__EXERCISE GOAL__
Omit every picture and write out the rest of the records exactly.

__PROVIDED RECORDS__
◇ ◇ ◇ ◇ ◇

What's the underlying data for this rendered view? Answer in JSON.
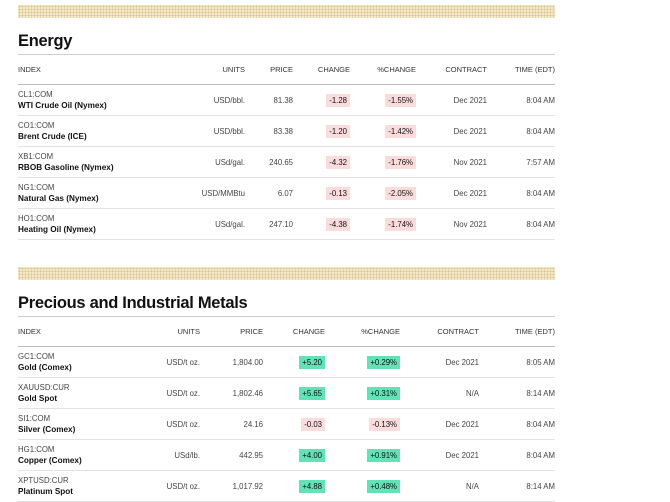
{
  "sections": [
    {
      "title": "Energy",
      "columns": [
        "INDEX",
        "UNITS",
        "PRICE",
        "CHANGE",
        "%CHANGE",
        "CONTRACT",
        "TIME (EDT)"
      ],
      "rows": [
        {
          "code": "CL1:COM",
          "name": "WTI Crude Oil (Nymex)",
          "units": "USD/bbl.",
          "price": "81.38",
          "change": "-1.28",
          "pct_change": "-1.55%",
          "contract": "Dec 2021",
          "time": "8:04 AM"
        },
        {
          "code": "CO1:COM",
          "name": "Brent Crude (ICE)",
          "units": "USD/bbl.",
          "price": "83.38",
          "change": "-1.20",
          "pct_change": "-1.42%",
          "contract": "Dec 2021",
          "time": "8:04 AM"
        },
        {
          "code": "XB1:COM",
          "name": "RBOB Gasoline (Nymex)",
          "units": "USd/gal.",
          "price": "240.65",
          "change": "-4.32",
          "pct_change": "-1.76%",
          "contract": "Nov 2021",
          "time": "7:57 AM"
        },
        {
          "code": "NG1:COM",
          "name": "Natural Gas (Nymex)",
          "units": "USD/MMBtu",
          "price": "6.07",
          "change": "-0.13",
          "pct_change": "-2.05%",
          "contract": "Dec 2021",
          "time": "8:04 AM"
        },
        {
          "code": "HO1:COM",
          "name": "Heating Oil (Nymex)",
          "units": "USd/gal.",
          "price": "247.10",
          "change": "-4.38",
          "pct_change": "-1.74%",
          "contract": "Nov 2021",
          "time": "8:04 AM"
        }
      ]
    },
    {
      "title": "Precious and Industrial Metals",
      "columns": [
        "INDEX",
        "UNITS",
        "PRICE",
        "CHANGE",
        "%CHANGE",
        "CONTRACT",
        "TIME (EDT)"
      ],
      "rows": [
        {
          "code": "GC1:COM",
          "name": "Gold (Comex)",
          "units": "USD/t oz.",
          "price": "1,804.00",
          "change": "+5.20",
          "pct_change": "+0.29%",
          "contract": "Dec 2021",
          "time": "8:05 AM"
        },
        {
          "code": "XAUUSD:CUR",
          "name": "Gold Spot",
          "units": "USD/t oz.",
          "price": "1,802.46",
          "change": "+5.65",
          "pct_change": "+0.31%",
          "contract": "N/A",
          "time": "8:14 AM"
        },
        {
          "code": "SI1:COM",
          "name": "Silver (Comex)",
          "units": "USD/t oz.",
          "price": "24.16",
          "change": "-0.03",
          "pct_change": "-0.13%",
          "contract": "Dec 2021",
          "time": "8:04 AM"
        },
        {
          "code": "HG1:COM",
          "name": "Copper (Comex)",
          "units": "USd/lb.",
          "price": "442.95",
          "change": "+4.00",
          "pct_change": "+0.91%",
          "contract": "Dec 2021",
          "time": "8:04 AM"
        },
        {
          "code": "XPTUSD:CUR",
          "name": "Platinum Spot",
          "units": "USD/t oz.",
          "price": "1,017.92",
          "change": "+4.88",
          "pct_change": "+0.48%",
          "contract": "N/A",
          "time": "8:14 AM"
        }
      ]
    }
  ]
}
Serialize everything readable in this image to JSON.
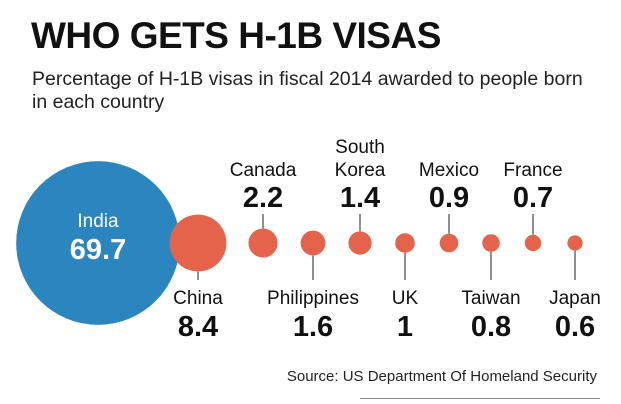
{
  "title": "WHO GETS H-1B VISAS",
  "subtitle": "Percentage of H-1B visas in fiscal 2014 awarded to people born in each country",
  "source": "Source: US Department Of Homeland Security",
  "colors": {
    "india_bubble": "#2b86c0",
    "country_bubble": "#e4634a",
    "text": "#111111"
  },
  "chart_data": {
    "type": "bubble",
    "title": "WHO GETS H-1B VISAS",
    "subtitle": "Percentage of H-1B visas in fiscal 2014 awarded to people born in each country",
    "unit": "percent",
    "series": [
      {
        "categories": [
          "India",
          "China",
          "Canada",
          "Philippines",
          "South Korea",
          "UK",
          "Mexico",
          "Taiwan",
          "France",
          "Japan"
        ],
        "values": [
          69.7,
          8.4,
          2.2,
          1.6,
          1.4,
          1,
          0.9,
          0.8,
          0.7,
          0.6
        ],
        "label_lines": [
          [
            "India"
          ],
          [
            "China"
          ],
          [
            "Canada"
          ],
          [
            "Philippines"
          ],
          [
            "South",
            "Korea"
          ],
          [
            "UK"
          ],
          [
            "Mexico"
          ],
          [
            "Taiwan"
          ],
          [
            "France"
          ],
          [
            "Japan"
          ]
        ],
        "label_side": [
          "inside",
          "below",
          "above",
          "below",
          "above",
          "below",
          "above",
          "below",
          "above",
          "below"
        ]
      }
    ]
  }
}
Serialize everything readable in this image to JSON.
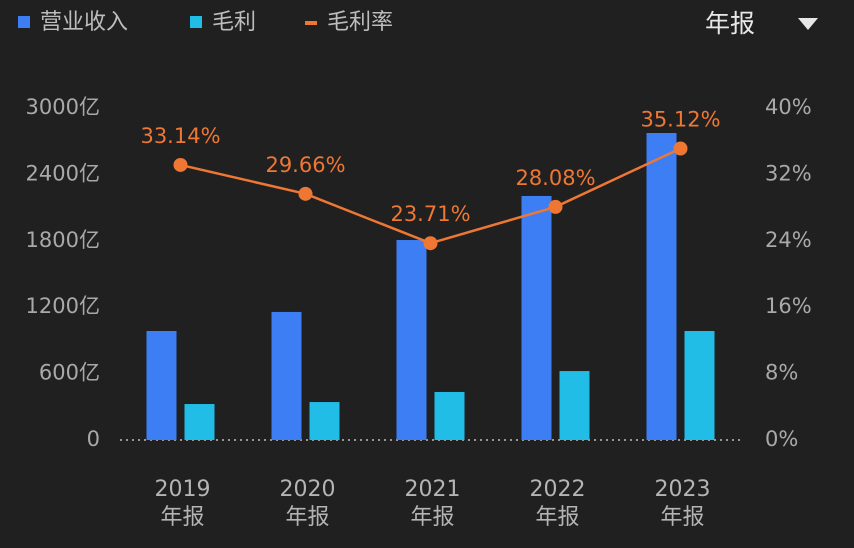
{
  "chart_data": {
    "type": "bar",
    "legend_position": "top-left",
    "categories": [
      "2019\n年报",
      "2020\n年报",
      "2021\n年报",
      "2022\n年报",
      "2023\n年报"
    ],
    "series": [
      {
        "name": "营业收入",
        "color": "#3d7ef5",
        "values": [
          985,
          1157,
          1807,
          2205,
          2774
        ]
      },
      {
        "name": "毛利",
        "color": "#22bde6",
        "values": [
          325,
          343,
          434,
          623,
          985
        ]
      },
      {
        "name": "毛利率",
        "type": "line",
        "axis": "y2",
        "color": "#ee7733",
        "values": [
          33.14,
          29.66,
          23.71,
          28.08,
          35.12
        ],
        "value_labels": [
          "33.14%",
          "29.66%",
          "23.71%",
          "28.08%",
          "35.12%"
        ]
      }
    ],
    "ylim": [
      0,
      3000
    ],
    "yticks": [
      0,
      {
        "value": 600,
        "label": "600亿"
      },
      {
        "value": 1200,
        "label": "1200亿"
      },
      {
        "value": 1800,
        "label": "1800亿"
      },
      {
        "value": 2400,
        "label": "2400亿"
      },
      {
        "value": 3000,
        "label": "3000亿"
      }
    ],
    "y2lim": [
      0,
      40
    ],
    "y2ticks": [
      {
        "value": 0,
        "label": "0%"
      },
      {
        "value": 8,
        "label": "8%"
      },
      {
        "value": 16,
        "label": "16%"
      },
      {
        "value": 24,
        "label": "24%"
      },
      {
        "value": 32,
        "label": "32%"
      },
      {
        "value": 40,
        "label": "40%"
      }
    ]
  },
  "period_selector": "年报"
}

◇ ◇ ◇ ◇ ◇

__REPLY TO THE TASK__
What's the underlying data for this rendered view? Answer in JSON.
{
  "sections": [
    {
      "title": "Energy",
      "columns": [
        "INDEX",
        "UNITS",
        "PRICE",
        "CHANGE",
        "%CHANGE",
        "CONTRACT",
        "TIME (EDT)"
      ],
      "rows": [
        {
          "code": "CL1:COM",
          "name": "WTI Crude Oil (Nymex)",
          "units": "USD/bbl.",
          "price": "81.38",
          "change": "-1.28",
          "pct_change": "-1.55%",
          "contract": "Dec 2021",
          "time": "8:04 AM"
        },
        {
          "code": "CO1:COM",
          "name": "Brent Crude (ICE)",
          "units": "USD/bbl.",
          "price": "83.38",
          "change": "-1.20",
          "pct_change": "-1.42%",
          "contract": "Dec 2021",
          "time": "8:04 AM"
        },
        {
          "code": "XB1:COM",
          "name": "RBOB Gasoline (Nymex)",
          "units": "USd/gal.",
          "price": "240.65",
          "change": "-4.32",
          "pct_change": "-1.76%",
          "contract": "Nov 2021",
          "time": "7:57 AM"
        },
        {
          "code": "NG1:COM",
          "name": "Natural Gas (Nymex)",
          "units": "USD/MMBtu",
          "price": "6.07",
          "change": "-0.13",
          "pct_change": "-2.05%",
          "contract": "Dec 2021",
          "time": "8:04 AM"
        },
        {
          "code": "HO1:COM",
          "name": "Heating Oil (Nymex)",
          "units": "USd/gal.",
          "price": "247.10",
          "change": "-4.38",
          "pct_change": "-1.74%",
          "contract": "Nov 2021",
          "time": "8:04 AM"
        }
      ]
    },
    {
      "title": "Precious and Industrial Metals",
      "columns": [
        "INDEX",
        "UNITS",
        "PRICE",
        "CHANGE",
        "%CHANGE",
        "CONTRACT",
        "TIME (EDT)"
      ],
      "rows": [
        {
          "code": "GC1:COM",
          "name": "Gold (Comex)",
          "units": "USD/t oz.",
          "price": "1,804.00",
          "change": "+5.20",
          "pct_change": "+0.29%",
          "contract": "Dec 2021",
          "time": "8:05 AM"
        },
        {
          "code": "XAUUSD:CUR",
          "name": "Gold Spot",
          "units": "USD/t oz.",
          "price": "1,802.46",
          "change": "+5.65",
          "pct_change": "+0.31%",
          "contract": "N/A",
          "time": "8:14 AM"
        },
        {
          "code": "SI1:COM",
          "name": "Silver (Comex)",
          "units": "USD/t oz.",
          "price": "24.16",
          "change": "-0.03",
          "pct_change": "-0.13%",
          "contract": "Dec 2021",
          "time": "8:04 AM"
        },
        {
          "code": "HG1:COM",
          "name": "Copper (Comex)",
          "units": "USd/lb.",
          "price": "442.95",
          "change": "+4.00",
          "pct_change": "+0.91%",
          "contract": "Dec 2021",
          "time": "8:04 AM"
        },
        {
          "code": "XPTUSD:CUR",
          "name": "Platinum Spot",
          "units": "USD/t oz.",
          "price": "1,017.92",
          "change": "+4.88",
          "pct_change": "+0.48%",
          "contract": "N/A",
          "time": "8:14 AM"
        }
      ]
    }
  ]
}
Serialize everything readable in this image to JSON.
{
  "title": "WHO GETS H-1B VISAS",
  "subtitle": "Percentage of H-1B visas in fiscal 2014 awarded to people born in each country",
  "source": "Source: US Department Of Homeland Security",
  "colors": {
    "india_bubble": "#2b86c0",
    "country_bubble": "#e4634a",
    "text": "#111111"
  },
  "chart_data": {
    "type": "bubble",
    "title": "WHO GETS H-1B VISAS",
    "subtitle": "Percentage of H-1B visas in fiscal 2014 awarded to people born in each country",
    "unit": "percent",
    "series": [
      {
        "categories": [
          "India",
          "China",
          "Canada",
          "Philippines",
          "South Korea",
          "UK",
          "Mexico",
          "Taiwan",
          "France",
          "Japan"
        ],
        "values": [
          69.7,
          8.4,
          2.2,
          1.6,
          1.4,
          1,
          0.9,
          0.8,
          0.7,
          0.6
        ],
        "label_lines": [
          [
            "India"
          ],
          [
            "China"
          ],
          [
            "Canada"
          ],
          [
            "Philippines"
          ],
          [
            "South",
            "Korea"
          ],
          [
            "UK"
          ],
          [
            "Mexico"
          ],
          [
            "Taiwan"
          ],
          [
            "France"
          ],
          [
            "Japan"
          ]
        ],
        "label_side": [
          "inside",
          "below",
          "above",
          "below",
          "above",
          "below",
          "above",
          "below",
          "above",
          "below"
        ]
      }
    ]
  }
}
Serialize everything readable in this image to JSON.
{
  "chart_data": {
    "type": "bar",
    "legend_position": "top-left",
    "categories": [
      "2019\n年报",
      "2020\n年报",
      "2021\n年报",
      "2022\n年报",
      "2023\n年报"
    ],
    "series": [
      {
        "name": "营业收入",
        "color": "#3d7ef5",
        "values": [
          985,
          1157,
          1807,
          2205,
          2774
        ]
      },
      {
        "name": "毛利",
        "color": "#22bde6",
        "values": [
          325,
          343,
          434,
          623,
          985
        ]
      },
      {
        "name": "毛利率",
        "type": "line",
        "axis": "y2",
        "color": "#ee7733",
        "values": [
          33.14,
          29.66,
          23.71,
          28.08,
          35.12
        ],
        "value_labels": [
          "33.14%",
          "29.66%",
          "23.71%",
          "28.08%",
          "35.12%"
        ]
      }
    ],
    "ylim": [
      0,
      3000
    ],
    "yticks": [
      0,
      {
        "value": 600,
        "label": "600亿"
      },
      {
        "value": 1200,
        "label": "1200亿"
      },
      {
        "value": 1800,
        "label": "1800亿"
      },
      {
        "value": 2400,
        "label": "2400亿"
      },
      {
        "value": 3000,
        "label": "3000亿"
      }
    ],
    "y2lim": [
      0,
      40
    ],
    "y2ticks": [
      {
        "value": 0,
        "label": "0%"
      },
      {
        "value": 8,
        "label": "8%"
      },
      {
        "value": 16,
        "label": "16%"
      },
      {
        "value": 24,
        "label": "24%"
      },
      {
        "value": 32,
        "label": "32%"
      },
      {
        "value": 40,
        "label": "40%"
      }
    ]
  },
  "period_selector": "年报"
}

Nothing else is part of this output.